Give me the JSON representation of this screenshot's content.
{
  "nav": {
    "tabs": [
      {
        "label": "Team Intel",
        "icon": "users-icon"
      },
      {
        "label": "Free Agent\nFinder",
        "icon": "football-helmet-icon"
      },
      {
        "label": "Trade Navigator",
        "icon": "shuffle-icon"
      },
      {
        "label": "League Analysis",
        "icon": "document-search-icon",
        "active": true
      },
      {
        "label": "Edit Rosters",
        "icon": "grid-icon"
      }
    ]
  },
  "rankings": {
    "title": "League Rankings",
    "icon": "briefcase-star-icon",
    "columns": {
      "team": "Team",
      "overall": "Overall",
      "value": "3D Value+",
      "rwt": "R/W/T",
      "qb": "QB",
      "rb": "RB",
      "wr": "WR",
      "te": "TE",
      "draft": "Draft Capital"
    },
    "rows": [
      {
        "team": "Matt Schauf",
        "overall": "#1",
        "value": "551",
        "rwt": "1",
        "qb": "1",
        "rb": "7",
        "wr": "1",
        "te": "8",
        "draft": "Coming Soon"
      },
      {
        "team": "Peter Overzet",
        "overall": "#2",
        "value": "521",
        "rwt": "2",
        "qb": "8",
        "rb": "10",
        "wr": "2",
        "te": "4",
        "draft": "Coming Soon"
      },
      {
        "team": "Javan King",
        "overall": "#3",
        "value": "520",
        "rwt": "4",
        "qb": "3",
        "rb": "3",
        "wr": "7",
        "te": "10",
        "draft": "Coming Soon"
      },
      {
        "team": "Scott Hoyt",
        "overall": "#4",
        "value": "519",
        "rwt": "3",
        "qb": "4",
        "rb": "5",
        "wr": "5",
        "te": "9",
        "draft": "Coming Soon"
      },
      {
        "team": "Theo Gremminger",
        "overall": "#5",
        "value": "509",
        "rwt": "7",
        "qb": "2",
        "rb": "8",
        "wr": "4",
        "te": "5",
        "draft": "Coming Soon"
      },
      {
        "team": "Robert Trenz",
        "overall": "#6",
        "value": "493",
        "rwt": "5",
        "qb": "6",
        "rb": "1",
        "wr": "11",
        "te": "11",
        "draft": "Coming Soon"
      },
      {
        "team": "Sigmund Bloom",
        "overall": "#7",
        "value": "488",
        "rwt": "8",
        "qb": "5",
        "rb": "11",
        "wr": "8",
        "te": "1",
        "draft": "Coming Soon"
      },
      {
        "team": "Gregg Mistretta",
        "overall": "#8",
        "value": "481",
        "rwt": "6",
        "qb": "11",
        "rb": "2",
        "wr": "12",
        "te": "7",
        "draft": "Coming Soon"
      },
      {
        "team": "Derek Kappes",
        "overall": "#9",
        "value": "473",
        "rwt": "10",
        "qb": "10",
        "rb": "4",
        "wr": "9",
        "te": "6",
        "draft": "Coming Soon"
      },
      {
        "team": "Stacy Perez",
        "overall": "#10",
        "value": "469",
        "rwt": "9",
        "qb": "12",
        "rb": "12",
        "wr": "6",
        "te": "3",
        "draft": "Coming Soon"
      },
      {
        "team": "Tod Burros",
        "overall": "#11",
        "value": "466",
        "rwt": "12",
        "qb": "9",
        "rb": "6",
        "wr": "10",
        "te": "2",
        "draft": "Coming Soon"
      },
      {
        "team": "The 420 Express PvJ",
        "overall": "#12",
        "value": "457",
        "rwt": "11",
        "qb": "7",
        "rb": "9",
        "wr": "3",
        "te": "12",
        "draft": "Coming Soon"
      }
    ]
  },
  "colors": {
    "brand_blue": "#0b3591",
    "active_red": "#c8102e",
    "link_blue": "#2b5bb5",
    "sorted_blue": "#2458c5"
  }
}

Stated task
Tally the lines holding the string "icon" and give only the count.

Expected answer
6